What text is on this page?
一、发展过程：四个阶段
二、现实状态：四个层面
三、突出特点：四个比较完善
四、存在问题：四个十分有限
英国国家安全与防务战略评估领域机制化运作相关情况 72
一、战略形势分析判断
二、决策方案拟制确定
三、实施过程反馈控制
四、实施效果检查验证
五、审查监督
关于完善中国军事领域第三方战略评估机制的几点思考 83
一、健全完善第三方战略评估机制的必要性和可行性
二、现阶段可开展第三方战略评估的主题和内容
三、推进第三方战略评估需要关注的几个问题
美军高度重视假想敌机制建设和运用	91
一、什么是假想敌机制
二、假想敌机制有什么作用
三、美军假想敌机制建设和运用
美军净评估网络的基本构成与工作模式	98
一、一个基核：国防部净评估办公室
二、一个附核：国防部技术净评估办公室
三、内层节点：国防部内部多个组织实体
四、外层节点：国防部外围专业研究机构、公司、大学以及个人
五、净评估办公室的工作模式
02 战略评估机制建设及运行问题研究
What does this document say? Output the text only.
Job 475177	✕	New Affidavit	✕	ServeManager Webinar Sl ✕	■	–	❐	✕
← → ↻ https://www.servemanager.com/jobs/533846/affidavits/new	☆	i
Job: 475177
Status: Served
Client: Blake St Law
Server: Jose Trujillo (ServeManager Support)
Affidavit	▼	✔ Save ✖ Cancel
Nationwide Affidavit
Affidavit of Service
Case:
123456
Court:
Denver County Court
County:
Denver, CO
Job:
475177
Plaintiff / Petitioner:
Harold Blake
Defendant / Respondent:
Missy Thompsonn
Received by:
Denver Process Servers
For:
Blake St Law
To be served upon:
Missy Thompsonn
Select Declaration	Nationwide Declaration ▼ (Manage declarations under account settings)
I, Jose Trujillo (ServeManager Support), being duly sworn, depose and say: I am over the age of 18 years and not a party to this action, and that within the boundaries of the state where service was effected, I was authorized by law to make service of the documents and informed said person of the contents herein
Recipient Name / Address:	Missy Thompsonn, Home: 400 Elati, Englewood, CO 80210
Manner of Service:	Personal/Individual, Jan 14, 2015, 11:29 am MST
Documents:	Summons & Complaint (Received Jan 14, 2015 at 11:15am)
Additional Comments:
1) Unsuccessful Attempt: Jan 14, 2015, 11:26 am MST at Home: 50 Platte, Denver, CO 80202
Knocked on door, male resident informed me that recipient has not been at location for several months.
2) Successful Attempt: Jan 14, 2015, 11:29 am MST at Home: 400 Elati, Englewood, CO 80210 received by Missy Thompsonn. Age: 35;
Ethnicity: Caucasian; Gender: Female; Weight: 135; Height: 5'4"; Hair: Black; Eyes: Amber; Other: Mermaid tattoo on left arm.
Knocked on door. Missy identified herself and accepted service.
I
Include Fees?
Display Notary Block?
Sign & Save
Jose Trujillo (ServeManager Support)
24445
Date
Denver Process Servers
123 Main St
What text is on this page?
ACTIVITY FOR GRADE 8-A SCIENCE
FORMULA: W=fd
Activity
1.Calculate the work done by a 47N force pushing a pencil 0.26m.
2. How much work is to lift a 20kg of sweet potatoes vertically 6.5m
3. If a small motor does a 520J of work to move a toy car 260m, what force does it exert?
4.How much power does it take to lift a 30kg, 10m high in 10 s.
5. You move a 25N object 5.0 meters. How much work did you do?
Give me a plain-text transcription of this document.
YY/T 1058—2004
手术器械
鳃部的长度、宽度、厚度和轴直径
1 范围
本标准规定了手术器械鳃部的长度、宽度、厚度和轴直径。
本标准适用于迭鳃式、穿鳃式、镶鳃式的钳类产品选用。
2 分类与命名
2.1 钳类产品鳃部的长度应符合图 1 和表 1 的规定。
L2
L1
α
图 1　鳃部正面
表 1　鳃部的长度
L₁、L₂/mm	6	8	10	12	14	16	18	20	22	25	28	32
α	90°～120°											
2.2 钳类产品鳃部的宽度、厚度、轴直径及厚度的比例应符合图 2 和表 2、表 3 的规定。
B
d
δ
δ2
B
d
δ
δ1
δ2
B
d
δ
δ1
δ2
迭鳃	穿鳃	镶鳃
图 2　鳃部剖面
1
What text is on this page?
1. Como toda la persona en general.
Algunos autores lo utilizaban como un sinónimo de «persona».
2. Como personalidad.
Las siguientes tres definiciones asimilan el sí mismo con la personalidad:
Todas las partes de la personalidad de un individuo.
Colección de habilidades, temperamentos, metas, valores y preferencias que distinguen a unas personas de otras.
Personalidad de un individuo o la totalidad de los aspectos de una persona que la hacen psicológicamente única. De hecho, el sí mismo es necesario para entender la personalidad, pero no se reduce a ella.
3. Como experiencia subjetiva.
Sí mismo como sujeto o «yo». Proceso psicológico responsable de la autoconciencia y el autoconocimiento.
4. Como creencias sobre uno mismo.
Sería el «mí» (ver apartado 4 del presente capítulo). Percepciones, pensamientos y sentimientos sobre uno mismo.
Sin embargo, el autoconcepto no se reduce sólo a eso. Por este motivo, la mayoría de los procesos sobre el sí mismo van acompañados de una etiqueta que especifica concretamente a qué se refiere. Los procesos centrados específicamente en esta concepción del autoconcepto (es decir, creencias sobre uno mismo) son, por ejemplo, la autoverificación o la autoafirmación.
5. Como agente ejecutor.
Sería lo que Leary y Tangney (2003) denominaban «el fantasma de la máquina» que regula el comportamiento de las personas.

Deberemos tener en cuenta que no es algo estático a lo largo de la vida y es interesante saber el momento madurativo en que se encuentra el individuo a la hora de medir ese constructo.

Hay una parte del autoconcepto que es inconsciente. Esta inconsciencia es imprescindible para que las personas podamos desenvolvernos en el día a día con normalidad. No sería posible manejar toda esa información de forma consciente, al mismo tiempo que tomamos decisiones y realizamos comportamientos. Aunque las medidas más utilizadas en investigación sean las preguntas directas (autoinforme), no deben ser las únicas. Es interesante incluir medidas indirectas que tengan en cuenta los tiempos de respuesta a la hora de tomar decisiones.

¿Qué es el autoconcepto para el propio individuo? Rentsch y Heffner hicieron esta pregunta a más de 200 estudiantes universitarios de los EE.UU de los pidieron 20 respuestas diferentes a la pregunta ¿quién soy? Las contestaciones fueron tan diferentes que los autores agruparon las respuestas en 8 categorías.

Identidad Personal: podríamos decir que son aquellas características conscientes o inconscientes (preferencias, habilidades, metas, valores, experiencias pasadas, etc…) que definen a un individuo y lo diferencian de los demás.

◆ ◆ ◆

→ **WHAT TO WORK ON**: From the first line to the last, retype the data exactly.

→ **FINAL RESULT**:
What text is on this page?
一、发展过程：四个阶段
二、现实状态：四个层面
三、突出特点：四个比较完善
四、存在问题：四个十分有限
英国国家安全与防务战略评估领域机制化运作相关情况 72
一、战略形势分析判断
二、决策方案拟制确定
三、实施过程反馈控制
四、实施效果检查验证
五、审查监督
关于完善中国军事领域第三方战略评估机制的几点思考 83
一、健全完善第三方战略评估机制的必要性和可行性
二、现阶段可开展第三方战略评估的主题和内容
三、推进第三方战略评估需要关注的几个问题
美军高度重视假想敌机制建设和运用	91
一、什么是假想敌机制
二、假想敌机制有什么作用
三、美军假想敌机制建设和运用
美军净评估网络的基本构成与工作模式	98
一、一个基核：国防部净评估办公室
二、一个附核：国防部技术净评估办公室
三、内层节点：国防部内部多个组织实体
四、外层节点：国防部外围专业研究机构、公司、大学以及个人
五、净评估办公室的工作模式
02 战略评估机制建设及运行问题研究
What does this document say? Output the text only.
Job 475177	✕	New Affidavit	✕	ServeManager Webinar Sl ✕	■	–	❐	✕
← → ↻ https://www.servemanager.com/jobs/533846/affidavits/new	☆	i
Job: 475177
Status: Served
Client: Blake St Law
Server: Jose Trujillo (ServeManager Support)
Affidavit	▼	✔ Save ✖ Cancel
Nationwide Affidavit
Affidavit of Service
Case:
123456
Court:
Denver County Court
County:
Denver, CO
Job:
475177
Plaintiff / Petitioner:
Harold Blake
Defendant / Respondent:
Missy Thompsonn
Received by:
Denver Process Servers
For:
Blake St Law
To be served upon:
Missy Thompsonn
Select Declaration	Nationwide Declaration ▼ (Manage declarations under account settings)
I, Jose Trujillo (ServeManager Support), being duly sworn, depose and say: I am over the age of 18 years and not a party to this action, and that within the boundaries of the state where service was effected, I was authorized by law to make service of the documents and informed said person of the contents herein
Recipient Name / Address:	Missy Thompsonn, Home: 400 Elati, Englewood, CO 80210
Manner of Service:	Personal/Individual, Jan 14, 2015, 11:29 am MST
Documents:	Summons & Complaint (Received Jan 14, 2015 at 11:15am)
Additional Comments:
1) Unsuccessful Attempt: Jan 14, 2015, 11:26 am MST at Home: 50 Platte, Denver, CO 80202
Knocked on door, male resident informed me that recipient has not been at location for several months.
2) Successful Attempt: Jan 14, 2015, 11:29 am MST at Home: 400 Elati, Englewood, CO 80210 received by Missy Thompsonn. Age: 35;
Ethnicity: Caucasian; Gender: Female; Weight: 135; Height: 5'4"; Hair: Black; Eyes: Amber; Other: Mermaid tattoo on left arm.
Knocked on door. Missy identified herself and accepted service.
I
Include Fees?
Display Notary Block?
Sign & Save
Jose Trujillo (ServeManager Support)
24445
Date
Denver Process Servers
123 Main St
What text is on this page?
ACTIVITY FOR GRADE 8-A SCIENCE
FORMULA: W=fd
Activity
1.Calculate the work done by a 47N force pushing a pencil 0.26m.
2. How much work is to lift a 20kg of sweet potatoes vertically 6.5m
3. If a small motor does a 520J of work to move a toy car 260m, what force does it exert?
4.How much power does it take to lift a 30kg, 10m high in 10 s.
5. You move a 25N object 5.0 meters. How much work did you do?
Give me a plain-text transcription of this document.
YY/T 1058—2004
手术器械
鳃部的长度、宽度、厚度和轴直径
1 范围
本标准规定了手术器械鳃部的长度、宽度、厚度和轴直径。
本标准适用于迭鳃式、穿鳃式、镶鳃式的钳类产品选用。
2 分类与命名
2.1 钳类产品鳃部的长度应符合图 1 和表 1 的规定。
L2
L1
α
图 1　鳃部正面
表 1　鳃部的长度
L₁、L₂/mm	6	8	10	12	14	16	18	20	22	25	28	32
α	90°～120°											
2.2 钳类产品鳃部的宽度、厚度、轴直径及厚度的比例应符合图 2 和表 2、表 3 的规定。
B
d
δ
δ2
B
d
δ
δ1
δ2
B
d
δ
δ1
δ2
迭鳃	穿鳃	镶鳃
图 2　鳃部剖面
1
What text is on this page?
1. Como toda la persona en general.
Algunos autores lo utilizaban como un sinónimo de «persona».
2. Como personalidad.
Las siguientes tres definiciones asimilan el sí mismo con la personalidad:
Todas las partes de la personalidad de un individuo.
Colección de habilidades, temperamentos, metas, valores y preferencias que distinguen a unas personas de otras.
Personalidad de un individuo o la totalidad de los aspectos de una persona que la hacen psicológicamente única. De hecho, el sí mismo es necesario para entender la personalidad, pero no se reduce a ella.
3. Como experiencia subjetiva.
Sí mismo como sujeto o «yo». Proceso psicológico responsable de la autoconciencia y el autoconocimiento.
4. Como creencias sobre uno mismo.
Sería el «mí» (ver apartado 4 del presente capítulo). Percepciones, pensamientos y sentimientos sobre uno mismo.
Sin embargo, el autoconcepto no se reduce sólo a eso. Por este motivo, la mayoría de los procesos sobre el sí mismo van acompañados de una etiqueta que especifica concretamente a qué se refiere. Los procesos centrados específicamente en esta concepción del autoconcepto (es decir, creencias sobre uno mismo) son, por ejemplo, la autoverificación o la autoafirmación.
5. Como agente ejecutor.
Sería lo que Leary y Tangney (2003) denominaban «el fantasma de la máquina» que regula el comportamiento de las personas.

Deberemos tener en cuenta que no es algo estático a lo largo de la vida y es interesante saber el momento madurativo en que se encuentra el individuo a la hora de medir ese constructo.

Hay una parte del autoconcepto que es inconsciente. Esta inconsciencia es imprescindible para que las personas podamos desenvolvernos en el día a día con normalidad. No sería posible manejar toda esa información de forma consciente, al mismo tiempo que tomamos decisiones y realizamos comportamientos. Aunque las medidas más utilizadas en investigación sean las preguntas directas (autoinforme), no deben ser las únicas. Es interesante incluir medidas indirectas que tengan en cuenta los tiempos de respuesta a la hora de tomar decisiones.

¿Qué es el autoconcepto para el propio individuo? Rentsch y Heffner hicieron esta pregunta a más de 200 estudiantes universitarios de los EE.UU de los pidieron 20 respuestas diferentes a la pregunta ¿quién soy? Las contestaciones fueron tan diferentes que los autores agruparon las respuestas en 8 categorías.

Identidad Personal: podríamos decir que son aquellas características conscientes o inconscientes (preferencias, habilidades, metas, valores, experiencias pasadas, etc…) que definen a un individuo y lo diferencian de los demás.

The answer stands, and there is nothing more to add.